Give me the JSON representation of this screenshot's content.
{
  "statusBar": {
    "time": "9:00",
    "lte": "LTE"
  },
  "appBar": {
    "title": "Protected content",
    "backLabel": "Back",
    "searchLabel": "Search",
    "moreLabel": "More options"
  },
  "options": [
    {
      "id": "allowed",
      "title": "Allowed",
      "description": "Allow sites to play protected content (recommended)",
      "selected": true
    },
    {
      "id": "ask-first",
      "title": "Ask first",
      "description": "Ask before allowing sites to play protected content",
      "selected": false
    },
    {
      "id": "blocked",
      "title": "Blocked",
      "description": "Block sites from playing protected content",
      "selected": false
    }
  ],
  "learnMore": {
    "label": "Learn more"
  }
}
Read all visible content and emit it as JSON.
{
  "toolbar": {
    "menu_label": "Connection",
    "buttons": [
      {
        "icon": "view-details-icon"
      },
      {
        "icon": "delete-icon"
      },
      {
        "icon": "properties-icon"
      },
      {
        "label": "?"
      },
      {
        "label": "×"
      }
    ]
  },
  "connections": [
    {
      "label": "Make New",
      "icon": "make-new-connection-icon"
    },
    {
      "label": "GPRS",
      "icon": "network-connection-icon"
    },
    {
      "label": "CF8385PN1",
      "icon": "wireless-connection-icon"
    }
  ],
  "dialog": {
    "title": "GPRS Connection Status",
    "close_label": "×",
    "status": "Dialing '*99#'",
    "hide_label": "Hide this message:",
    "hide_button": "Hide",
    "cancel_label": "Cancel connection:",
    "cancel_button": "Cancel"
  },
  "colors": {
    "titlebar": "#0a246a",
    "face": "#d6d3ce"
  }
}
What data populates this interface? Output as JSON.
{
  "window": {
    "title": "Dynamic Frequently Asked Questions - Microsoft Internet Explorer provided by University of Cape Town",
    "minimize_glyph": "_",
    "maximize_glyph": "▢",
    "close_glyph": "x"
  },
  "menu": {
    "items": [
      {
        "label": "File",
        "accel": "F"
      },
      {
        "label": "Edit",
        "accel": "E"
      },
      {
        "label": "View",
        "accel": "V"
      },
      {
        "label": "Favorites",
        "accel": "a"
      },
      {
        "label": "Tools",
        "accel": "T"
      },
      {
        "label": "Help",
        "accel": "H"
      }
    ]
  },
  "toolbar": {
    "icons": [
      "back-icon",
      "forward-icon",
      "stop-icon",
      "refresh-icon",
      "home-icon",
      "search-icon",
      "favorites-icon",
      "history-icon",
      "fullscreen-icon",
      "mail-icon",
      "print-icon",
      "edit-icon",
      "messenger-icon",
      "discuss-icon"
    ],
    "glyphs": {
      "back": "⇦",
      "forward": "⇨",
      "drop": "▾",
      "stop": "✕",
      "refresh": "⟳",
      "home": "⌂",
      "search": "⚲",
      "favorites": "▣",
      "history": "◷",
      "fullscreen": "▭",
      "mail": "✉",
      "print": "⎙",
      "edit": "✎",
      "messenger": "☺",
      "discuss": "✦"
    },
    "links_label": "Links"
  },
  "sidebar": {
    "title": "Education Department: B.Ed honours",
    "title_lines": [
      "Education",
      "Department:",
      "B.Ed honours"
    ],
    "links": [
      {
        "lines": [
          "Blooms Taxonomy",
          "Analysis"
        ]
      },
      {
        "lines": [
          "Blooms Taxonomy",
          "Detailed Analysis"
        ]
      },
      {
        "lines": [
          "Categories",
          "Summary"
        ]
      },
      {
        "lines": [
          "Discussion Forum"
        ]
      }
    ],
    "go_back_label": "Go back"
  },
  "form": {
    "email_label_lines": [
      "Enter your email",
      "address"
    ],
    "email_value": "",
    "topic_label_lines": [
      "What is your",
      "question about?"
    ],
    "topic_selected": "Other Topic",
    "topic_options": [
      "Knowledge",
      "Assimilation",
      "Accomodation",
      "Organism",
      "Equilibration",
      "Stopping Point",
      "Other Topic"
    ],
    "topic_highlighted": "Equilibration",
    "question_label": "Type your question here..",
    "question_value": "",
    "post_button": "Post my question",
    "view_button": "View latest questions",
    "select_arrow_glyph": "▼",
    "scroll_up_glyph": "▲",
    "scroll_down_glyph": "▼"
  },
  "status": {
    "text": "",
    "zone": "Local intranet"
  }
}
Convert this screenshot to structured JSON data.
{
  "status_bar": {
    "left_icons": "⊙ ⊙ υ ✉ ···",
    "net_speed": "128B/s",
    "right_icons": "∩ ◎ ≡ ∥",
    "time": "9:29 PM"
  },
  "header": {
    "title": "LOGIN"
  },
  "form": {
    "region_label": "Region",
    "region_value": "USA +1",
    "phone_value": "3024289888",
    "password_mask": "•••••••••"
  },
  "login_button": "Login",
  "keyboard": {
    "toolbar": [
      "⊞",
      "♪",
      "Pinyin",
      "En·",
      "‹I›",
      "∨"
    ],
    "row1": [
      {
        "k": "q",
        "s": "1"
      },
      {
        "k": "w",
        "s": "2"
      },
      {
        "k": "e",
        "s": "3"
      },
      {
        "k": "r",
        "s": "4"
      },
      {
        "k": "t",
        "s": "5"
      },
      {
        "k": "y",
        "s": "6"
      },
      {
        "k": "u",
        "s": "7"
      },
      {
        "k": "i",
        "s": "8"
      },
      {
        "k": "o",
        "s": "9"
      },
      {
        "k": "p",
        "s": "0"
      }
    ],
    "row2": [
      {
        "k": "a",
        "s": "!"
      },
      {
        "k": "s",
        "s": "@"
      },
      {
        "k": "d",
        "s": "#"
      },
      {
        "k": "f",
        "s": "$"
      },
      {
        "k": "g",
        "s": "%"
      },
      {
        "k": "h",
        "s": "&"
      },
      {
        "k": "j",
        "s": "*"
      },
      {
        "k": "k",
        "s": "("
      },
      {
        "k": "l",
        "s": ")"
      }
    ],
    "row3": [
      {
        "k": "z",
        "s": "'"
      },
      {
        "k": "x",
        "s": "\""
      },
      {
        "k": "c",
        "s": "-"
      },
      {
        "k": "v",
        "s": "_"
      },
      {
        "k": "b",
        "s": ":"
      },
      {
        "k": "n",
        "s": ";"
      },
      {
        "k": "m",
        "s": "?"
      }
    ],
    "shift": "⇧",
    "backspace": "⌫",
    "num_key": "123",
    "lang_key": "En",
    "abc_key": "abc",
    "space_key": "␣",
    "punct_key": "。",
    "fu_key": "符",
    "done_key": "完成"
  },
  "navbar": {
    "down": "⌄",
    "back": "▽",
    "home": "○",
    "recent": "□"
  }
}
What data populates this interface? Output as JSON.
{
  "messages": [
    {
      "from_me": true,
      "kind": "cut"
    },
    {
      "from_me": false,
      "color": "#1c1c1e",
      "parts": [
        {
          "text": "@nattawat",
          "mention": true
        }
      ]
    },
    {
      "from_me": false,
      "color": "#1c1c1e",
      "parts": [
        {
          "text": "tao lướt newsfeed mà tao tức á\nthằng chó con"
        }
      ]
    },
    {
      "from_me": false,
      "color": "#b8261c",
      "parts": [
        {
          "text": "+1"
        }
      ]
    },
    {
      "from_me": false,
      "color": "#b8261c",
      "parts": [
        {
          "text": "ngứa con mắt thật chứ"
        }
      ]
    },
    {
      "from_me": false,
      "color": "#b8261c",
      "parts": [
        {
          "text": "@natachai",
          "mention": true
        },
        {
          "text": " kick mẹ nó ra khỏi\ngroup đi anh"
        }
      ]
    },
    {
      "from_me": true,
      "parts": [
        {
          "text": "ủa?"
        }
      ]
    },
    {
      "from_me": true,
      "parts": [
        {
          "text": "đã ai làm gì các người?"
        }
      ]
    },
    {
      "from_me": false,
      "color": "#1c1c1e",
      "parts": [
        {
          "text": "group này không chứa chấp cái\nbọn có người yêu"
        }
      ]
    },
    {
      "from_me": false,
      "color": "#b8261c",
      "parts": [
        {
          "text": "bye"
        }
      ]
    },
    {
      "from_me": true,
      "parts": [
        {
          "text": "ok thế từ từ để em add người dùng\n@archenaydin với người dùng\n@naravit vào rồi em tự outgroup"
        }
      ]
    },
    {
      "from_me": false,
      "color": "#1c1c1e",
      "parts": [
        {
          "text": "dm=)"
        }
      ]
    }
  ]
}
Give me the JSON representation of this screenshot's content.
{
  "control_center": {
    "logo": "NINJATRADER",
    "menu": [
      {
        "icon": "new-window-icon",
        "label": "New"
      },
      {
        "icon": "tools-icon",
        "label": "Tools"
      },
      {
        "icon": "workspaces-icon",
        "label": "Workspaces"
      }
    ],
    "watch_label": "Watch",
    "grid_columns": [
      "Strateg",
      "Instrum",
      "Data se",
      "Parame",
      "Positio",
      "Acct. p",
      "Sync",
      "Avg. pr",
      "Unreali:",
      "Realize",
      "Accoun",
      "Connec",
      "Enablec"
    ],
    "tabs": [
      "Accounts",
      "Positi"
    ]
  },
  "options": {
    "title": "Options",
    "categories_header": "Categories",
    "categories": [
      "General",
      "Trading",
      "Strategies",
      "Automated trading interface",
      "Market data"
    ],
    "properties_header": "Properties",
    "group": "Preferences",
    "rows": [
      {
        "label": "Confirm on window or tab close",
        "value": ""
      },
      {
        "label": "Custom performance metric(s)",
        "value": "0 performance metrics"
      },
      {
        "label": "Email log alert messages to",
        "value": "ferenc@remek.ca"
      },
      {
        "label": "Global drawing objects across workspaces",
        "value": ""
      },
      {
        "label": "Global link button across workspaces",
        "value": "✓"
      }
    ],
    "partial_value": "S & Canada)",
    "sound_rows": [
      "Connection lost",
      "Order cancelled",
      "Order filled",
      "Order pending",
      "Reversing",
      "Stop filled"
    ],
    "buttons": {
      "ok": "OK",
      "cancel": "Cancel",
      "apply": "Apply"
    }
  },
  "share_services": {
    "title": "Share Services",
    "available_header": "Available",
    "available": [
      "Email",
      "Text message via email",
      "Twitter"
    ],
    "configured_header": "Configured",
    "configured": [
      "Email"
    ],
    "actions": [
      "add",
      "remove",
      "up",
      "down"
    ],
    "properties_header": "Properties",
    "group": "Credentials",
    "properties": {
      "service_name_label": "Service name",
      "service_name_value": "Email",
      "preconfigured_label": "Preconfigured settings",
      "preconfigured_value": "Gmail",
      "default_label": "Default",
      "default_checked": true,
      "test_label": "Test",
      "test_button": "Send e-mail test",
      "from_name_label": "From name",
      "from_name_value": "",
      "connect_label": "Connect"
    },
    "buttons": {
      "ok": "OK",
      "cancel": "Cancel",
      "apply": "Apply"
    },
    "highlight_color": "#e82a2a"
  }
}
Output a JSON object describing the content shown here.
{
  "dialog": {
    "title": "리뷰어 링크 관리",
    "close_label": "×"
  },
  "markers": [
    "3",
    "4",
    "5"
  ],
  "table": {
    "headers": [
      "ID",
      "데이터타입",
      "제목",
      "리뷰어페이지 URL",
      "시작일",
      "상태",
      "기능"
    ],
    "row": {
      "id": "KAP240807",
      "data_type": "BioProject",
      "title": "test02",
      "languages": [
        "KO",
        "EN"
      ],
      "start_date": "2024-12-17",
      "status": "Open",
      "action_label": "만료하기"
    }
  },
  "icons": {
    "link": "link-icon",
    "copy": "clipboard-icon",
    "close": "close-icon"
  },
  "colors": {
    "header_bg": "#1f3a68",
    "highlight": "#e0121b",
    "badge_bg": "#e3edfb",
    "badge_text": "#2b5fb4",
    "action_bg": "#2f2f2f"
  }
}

☆ ☆ ☆

== Task directions ==
Take the line that contains "Output a JSON" and every line after it through the end of the listing above, and repeat them exactly.

== Exercise response ==
Output a JSON object describing the content shown here.
{
  "dialog": {
    "title": "리뷰어 링크 관리",
    "close_label": "×"
  },
  "markers": [
    "3",
    "4",
    "5"
  ],
  "table": {
    "headers": [
      "ID",
      "데이터타입",
      "제목",
      "리뷰어페이지 URL",
      "시작일",
      "상태",
      "기능"
    ],
    "row": {
      "id": "KAP240807",
      "data_type": "BioProject",
      "title": "test02",
      "languages": [
        "KO",
        "EN"
      ],
      "start_date": "2024-12-17",
      "status": "Open",
      "action_label": "만료하기"
    }
  },
  "icons": {
    "link": "link-icon",
    "copy": "clipboard-icon",
    "close": "close-icon"
  },
  "colors": {
    "header_bg": "#1f3a68",
    "highlight": "#e0121b",
    "badge_bg": "#e3edfb",
    "badge_text": "#2b5fb4",
    "action_bg": "#2f2f2f"
  }
}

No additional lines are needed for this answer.